■ Extracted data:
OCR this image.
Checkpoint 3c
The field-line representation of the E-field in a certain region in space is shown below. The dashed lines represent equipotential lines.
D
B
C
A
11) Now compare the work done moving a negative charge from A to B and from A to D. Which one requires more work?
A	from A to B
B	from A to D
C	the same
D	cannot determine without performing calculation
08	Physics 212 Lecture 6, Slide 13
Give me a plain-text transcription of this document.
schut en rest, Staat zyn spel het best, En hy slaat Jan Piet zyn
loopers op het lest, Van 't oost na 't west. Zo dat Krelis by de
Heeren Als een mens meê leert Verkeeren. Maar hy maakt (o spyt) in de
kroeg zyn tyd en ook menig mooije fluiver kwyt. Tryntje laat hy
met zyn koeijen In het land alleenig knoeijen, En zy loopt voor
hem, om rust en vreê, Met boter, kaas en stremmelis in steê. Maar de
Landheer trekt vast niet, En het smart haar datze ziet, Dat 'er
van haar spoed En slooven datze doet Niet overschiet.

■ Task statement:
All of the entries should be written out again exactly.

■ Task result:
OCR this image.
Checkpoint 3c
The field-line representation of the E-field in a certain region in space is shown below. The dashed lines represent equipotential lines.
D
B
C
A
11) Now compare the work done moving a negative charge from A to B and from A to D. Which one requires more work?
A	from A to B
B	from A to D
C	the same
D	cannot determine without performing calculation
08	Physics 212 Lecture 6, Slide 13
Give me a plain-text transcription of this document.
schut en rest, Staat zyn spel het best, En hy slaat Jan Piet zyn
loopers op het lest, Van 't oost na 't west. Zo dat Krelis by de
Heeren Als een mens meê leert Verkeeren. Maar hy maakt (o spyt) in de
kroeg zyn tyd en ook menig mooije fluiver kwyt. Tryntje laat hy
met zyn koeijen In het land alleenig knoeijen, En zy loopt voor
hem, om rust en vreê, Met boter, kaas en stremmelis in steê. Maar de
Landheer trekt vast niet, En het smart haar datze ziet, Dat 'er
van haar spoed En slooven datze doet Niet overschiet.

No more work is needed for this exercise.